Objective =>
Reproduce the lines below verbatim.

Entries supplied =>
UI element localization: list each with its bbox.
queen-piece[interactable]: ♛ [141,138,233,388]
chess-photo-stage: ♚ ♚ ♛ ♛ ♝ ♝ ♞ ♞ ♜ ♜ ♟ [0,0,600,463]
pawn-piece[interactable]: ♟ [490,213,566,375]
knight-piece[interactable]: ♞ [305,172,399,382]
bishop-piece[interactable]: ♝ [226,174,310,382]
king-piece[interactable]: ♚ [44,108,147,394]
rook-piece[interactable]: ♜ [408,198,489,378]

Task response =>
UI element localization: list each with its bbox.
queen-piece[interactable]: ♛ [141,138,233,388]
chess-photo-stage: ♚ ♚ ♛ ♛ ♝ ♝ ♞ ♞ ♜ ♜ ♟ [0,0,600,463]
pawn-piece[interactable]: ♟ [490,213,566,375]
knight-piece[interactable]: ♞ [305,172,399,382]
bishop-piece[interactable]: ♝ [226,174,310,382]
king-piece[interactable]: ♚ [44,108,147,394]
rook-piece[interactable]: ♜ [408,198,489,378]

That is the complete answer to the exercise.